RECORDS TO USE:
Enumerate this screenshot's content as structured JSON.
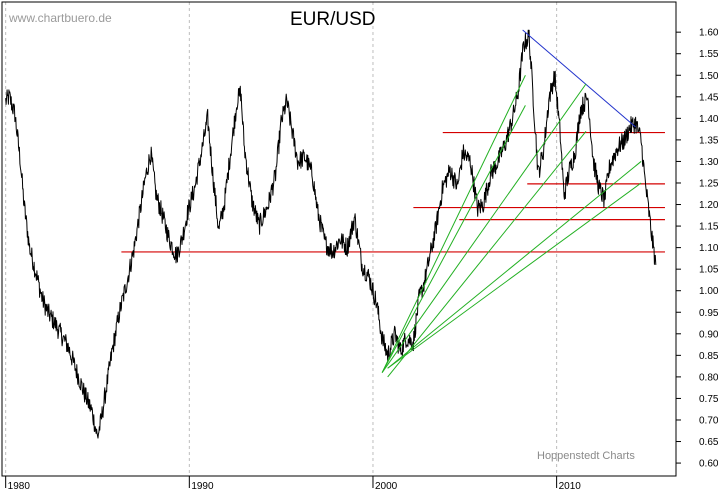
{
  "chart_data": {
    "type": "line",
    "title": "EUR/USD",
    "watermark_top": "www.chartbuero.de",
    "watermark_bottom": "Hoppenstedt Charts",
    "xlim": [
      1979.8,
      2016.5
    ],
    "ylim": [
      0.57,
      1.67
    ],
    "x_ticks": [
      1980,
      1990,
      2000,
      2010
    ],
    "x_gridlines": [
      1980,
      1990,
      2000,
      2010
    ],
    "y_ticks": [
      0.6,
      0.65,
      0.7,
      0.75,
      0.8,
      0.85,
      0.9,
      0.95,
      1.0,
      1.05,
      1.1,
      1.15,
      1.2,
      1.25,
      1.3,
      1.35,
      1.4,
      1.45,
      1.5,
      1.55,
      1.6
    ],
    "y_tick_labels": [
      "0.60",
      "0.65",
      "0.70",
      "0.75",
      "0.80",
      "0.85",
      "0.90",
      "0.95",
      "1.00",
      "1.05",
      "1.10",
      "1.15",
      "1.20",
      "1.25",
      "1.30",
      "1.35",
      "1.40",
      "1.45",
      "1.50",
      "1.55",
      "1.60"
    ],
    "grid": "vertical dashed",
    "colors": {
      "series": "#000000",
      "support_resistance": "#d40000",
      "fan_lines": "#22b022",
      "downtrend": "#2233cc",
      "grid": "#bdbdbd",
      "frame": "#000000"
    },
    "series": [
      {
        "x": [
          1980.0,
          1980.2,
          1980.5,
          1980.8,
          1981.0,
          1981.3,
          1981.6,
          1982.0,
          1982.3,
          1982.6,
          1983.0,
          1983.4,
          1983.8,
          1984.3,
          1984.7,
          1985.0,
          1985.2,
          1985.5,
          1985.8,
          1986.2,
          1986.6,
          1987.0,
          1987.3,
          1987.6,
          1987.9,
          1988.2,
          1988.5,
          1988.9,
          1989.3,
          1989.6,
          1989.9,
          1990.3,
          1990.7,
          1991.0,
          1991.3,
          1991.6,
          1991.9,
          1992.3,
          1992.6,
          1992.8,
          1993.0,
          1993.4,
          1993.8,
          1994.3,
          1994.7,
          1995.0,
          1995.3,
          1995.6,
          1995.9,
          1996.3,
          1996.7,
          1997.0,
          1997.4,
          1997.8,
          1998.2,
          1998.6,
          1999.0,
          1999.4,
          1999.8,
          2000.2,
          2000.5,
          2000.8,
          2001.2,
          2001.5,
          2001.8,
          2002.2,
          2002.5,
          2002.8,
          2003.1,
          2003.4,
          2003.8,
          2004.2,
          2004.6,
          2004.9,
          2005.3,
          2005.7,
          2006.0,
          2006.4,
          2006.8,
          2007.2,
          2007.6,
          2007.9,
          2008.2,
          2008.5,
          2008.8,
          2009.0,
          2009.3,
          2009.6,
          2009.9,
          2010.2,
          2010.4,
          2010.7,
          2011.0,
          2011.3,
          2011.7,
          2012.0,
          2012.3,
          2012.6,
          2012.9,
          2013.3,
          2013.7,
          2014.0,
          2014.3,
          2014.6,
          2014.8,
          2015.0,
          2015.2,
          2015.4
        ],
        "y": [
          1.44,
          1.45,
          1.41,
          1.3,
          1.2,
          1.1,
          1.05,
          0.98,
          0.95,
          0.93,
          0.9,
          0.87,
          0.82,
          0.76,
          0.72,
          0.66,
          0.7,
          0.78,
          0.86,
          0.95,
          1.02,
          1.1,
          1.18,
          1.26,
          1.32,
          1.22,
          1.18,
          1.12,
          1.08,
          1.12,
          1.18,
          1.24,
          1.33,
          1.4,
          1.26,
          1.14,
          1.2,
          1.34,
          1.44,
          1.46,
          1.33,
          1.21,
          1.15,
          1.2,
          1.27,
          1.39,
          1.44,
          1.37,
          1.3,
          1.31,
          1.27,
          1.18,
          1.11,
          1.09,
          1.12,
          1.1,
          1.17,
          1.06,
          1.03,
          0.97,
          0.89,
          0.85,
          0.9,
          0.86,
          0.89,
          0.88,
          0.98,
          1.02,
          1.08,
          1.14,
          1.24,
          1.28,
          1.24,
          1.32,
          1.3,
          1.19,
          1.2,
          1.27,
          1.3,
          1.34,
          1.4,
          1.46,
          1.57,
          1.59,
          1.4,
          1.27,
          1.33,
          1.45,
          1.5,
          1.36,
          1.22,
          1.28,
          1.32,
          1.42,
          1.45,
          1.3,
          1.24,
          1.21,
          1.29,
          1.33,
          1.35,
          1.38,
          1.39,
          1.35,
          1.26,
          1.19,
          1.12,
          1.06
        ]
      }
    ],
    "horizontal_lines": [
      {
        "y": 1.367,
        "x_start": 2003.8,
        "x_end": 2015.9
      },
      {
        "y": 1.248,
        "x_start": 2008.4,
        "x_end": 2015.9
      },
      {
        "y": 1.193,
        "x_start": 2002.2,
        "x_end": 2015.9
      },
      {
        "y": 1.165,
        "x_start": 2004.7,
        "x_end": 2015.9
      },
      {
        "y": 1.09,
        "x_start": 1986.3,
        "x_end": 2015.9
      }
    ],
    "trend_lines": [
      {
        "kind": "down",
        "x1": 2008.15,
        "y1": 1.605,
        "x2": 2014.3,
        "y2": 1.38
      },
      {
        "kind": "fan",
        "x1": 2000.5,
        "y1": 0.81,
        "x2": 2008.3,
        "y2": 1.5
      },
      {
        "kind": "fan",
        "x1": 2000.5,
        "y1": 0.81,
        "x2": 2008.3,
        "y2": 1.43
      },
      {
        "kind": "fan",
        "x1": 2000.5,
        "y1": 0.81,
        "x2": 2011.6,
        "y2": 1.48
      },
      {
        "kind": "fan",
        "x1": 2000.8,
        "y1": 0.8,
        "x2": 2011.6,
        "y2": 1.37
      },
      {
        "kind": "fan",
        "x1": 2000.8,
        "y1": 0.82,
        "x2": 2014.6,
        "y2": 1.3
      },
      {
        "kind": "fan",
        "x1": 2000.8,
        "y1": 0.82,
        "x2": 2014.6,
        "y2": 1.25
      }
    ]
  }
}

REQUIRED TASK:
Apart from the pictures, the entries above are to be repeated in full and exactly.

OUTPUT FOR THIS EXERCISE:
Enumerate this screenshot's content as structured JSON.
{
  "chart_data": {
    "type": "line",
    "title": "EUR/USD",
    "watermark_top": "www.chartbuero.de",
    "watermark_bottom": "Hoppenstedt Charts",
    "xlim": [
      1979.8,
      2016.5
    ],
    "ylim": [
      0.57,
      1.67
    ],
    "x_ticks": [
      1980,
      1990,
      2000,
      2010
    ],
    "x_gridlines": [
      1980,
      1990,
      2000,
      2010
    ],
    "y_ticks": [
      0.6,
      0.65,
      0.7,
      0.75,
      0.8,
      0.85,
      0.9,
      0.95,
      1.0,
      1.05,
      1.1,
      1.15,
      1.2,
      1.25,
      1.3,
      1.35,
      1.4,
      1.45,
      1.5,
      1.55,
      1.6
    ],
    "y_tick_labels": [
      "0.60",
      "0.65",
      "0.70",
      "0.75",
      "0.80",
      "0.85",
      "0.90",
      "0.95",
      "1.00",
      "1.05",
      "1.10",
      "1.15",
      "1.20",
      "1.25",
      "1.30",
      "1.35",
      "1.40",
      "1.45",
      "1.50",
      "1.55",
      "1.60"
    ],
    "grid": "vertical dashed",
    "colors": {
      "series": "#000000",
      "support_resistance": "#d40000",
      "fan_lines": "#22b022",
      "downtrend": "#2233cc",
      "grid": "#bdbdbd",
      "frame": "#000000"
    },
    "series": [
      {
        "x": [
          1980.0,
          1980.2,
          1980.5,
          1980.8,
          1981.0,
          1981.3,
          1981.6,
          1982.0,
          1982.3,
          1982.6,
          1983.0,
          1983.4,
          1983.8,
          1984.3,
          1984.7,
          1985.0,
          1985.2,
          1985.5,
          1985.8,
          1986.2,
          1986.6,
          1987.0,
          1987.3,
          1987.6,
          1987.9,
          1988.2,
          1988.5,
          1988.9,
          1989.3,
          1989.6,
          1989.9,
          1990.3,
          1990.7,
          1991.0,
          1991.3,
          1991.6,
          1991.9,
          1992.3,
          1992.6,
          1992.8,
          1993.0,
          1993.4,
          1993.8,
          1994.3,
          1994.7,
          1995.0,
          1995.3,
          1995.6,
          1995.9,
          1996.3,
          1996.7,
          1997.0,
          1997.4,
          1997.8,
          1998.2,
          1998.6,
          1999.0,
          1999.4,
          1999.8,
          2000.2,
          2000.5,
          2000.8,
          2001.2,
          2001.5,
          2001.8,
          2002.2,
          2002.5,
          2002.8,
          2003.1,
          2003.4,
          2003.8,
          2004.2,
          2004.6,
          2004.9,
          2005.3,
          2005.7,
          2006.0,
          2006.4,
          2006.8,
          2007.2,
          2007.6,
          2007.9,
          2008.2,
          2008.5,
          2008.8,
          2009.0,
          2009.3,
          2009.6,
          2009.9,
          2010.2,
          2010.4,
          2010.7,
          2011.0,
          2011.3,
          2011.7,
          2012.0,
          2012.3,
          2012.6,
          2012.9,
          2013.3,
          2013.7,
          2014.0,
          2014.3,
          2014.6,
          2014.8,
          2015.0,
          2015.2,
          2015.4
        ],
        "y": [
          1.44,
          1.45,
          1.41,
          1.3,
          1.2,
          1.1,
          1.05,
          0.98,
          0.95,
          0.93,
          0.9,
          0.87,
          0.82,
          0.76,
          0.72,
          0.66,
          0.7,
          0.78,
          0.86,
          0.95,
          1.02,
          1.1,
          1.18,
          1.26,
          1.32,
          1.22,
          1.18,
          1.12,
          1.08,
          1.12,
          1.18,
          1.24,
          1.33,
          1.4,
          1.26,
          1.14,
          1.2,
          1.34,
          1.44,
          1.46,
          1.33,
          1.21,
          1.15,
          1.2,
          1.27,
          1.39,
          1.44,
          1.37,
          1.3,
          1.31,
          1.27,
          1.18,
          1.11,
          1.09,
          1.12,
          1.1,
          1.17,
          1.06,
          1.03,
          0.97,
          0.89,
          0.85,
          0.9,
          0.86,
          0.89,
          0.88,
          0.98,
          1.02,
          1.08,
          1.14,
          1.24,
          1.28,
          1.24,
          1.32,
          1.3,
          1.19,
          1.2,
          1.27,
          1.3,
          1.34,
          1.4,
          1.46,
          1.57,
          1.59,
          1.4,
          1.27,
          1.33,
          1.45,
          1.5,
          1.36,
          1.22,
          1.28,
          1.32,
          1.42,
          1.45,
          1.3,
          1.24,
          1.21,
          1.29,
          1.33,
          1.35,
          1.38,
          1.39,
          1.35,
          1.26,
          1.19,
          1.12,
          1.06
        ]
      }
    ],
    "horizontal_lines": [
      {
        "y": 1.367,
        "x_start": 2003.8,
        "x_end": 2015.9
      },
      {
        "y": 1.248,
        "x_start": 2008.4,
        "x_end": 2015.9
      },
      {
        "y": 1.193,
        "x_start": 2002.2,
        "x_end": 2015.9
      },
      {
        "y": 1.165,
        "x_start": 2004.7,
        "x_end": 2015.9
      },
      {
        "y": 1.09,
        "x_start": 1986.3,
        "x_end": 2015.9
      }
    ],
    "trend_lines": [
      {
        "kind": "down",
        "x1": 2008.15,
        "y1": 1.605,
        "x2": 2014.3,
        "y2": 1.38
      },
      {
        "kind": "fan",
        "x1": 2000.5,
        "y1": 0.81,
        "x2": 2008.3,
        "y2": 1.5
      },
      {
        "kind": "fan",
        "x1": 2000.5,
        "y1": 0.81,
        "x2": 2008.3,
        "y2": 1.43
      },
      {
        "kind": "fan",
        "x1": 2000.5,
        "y1": 0.81,
        "x2": 2011.6,
        "y2": 1.48
      },
      {
        "kind": "fan",
        "x1": 2000.8,
        "y1": 0.8,
        "x2": 2011.6,
        "y2": 1.37
      },
      {
        "kind": "fan",
        "x1": 2000.8,
        "y1": 0.82,
        "x2": 2014.6,
        "y2": 1.3
      },
      {
        "kind": "fan",
        "x1": 2000.8,
        "y1": 0.82,
        "x2": 2014.6,
        "y2": 1.25
      }
    ]
  }
}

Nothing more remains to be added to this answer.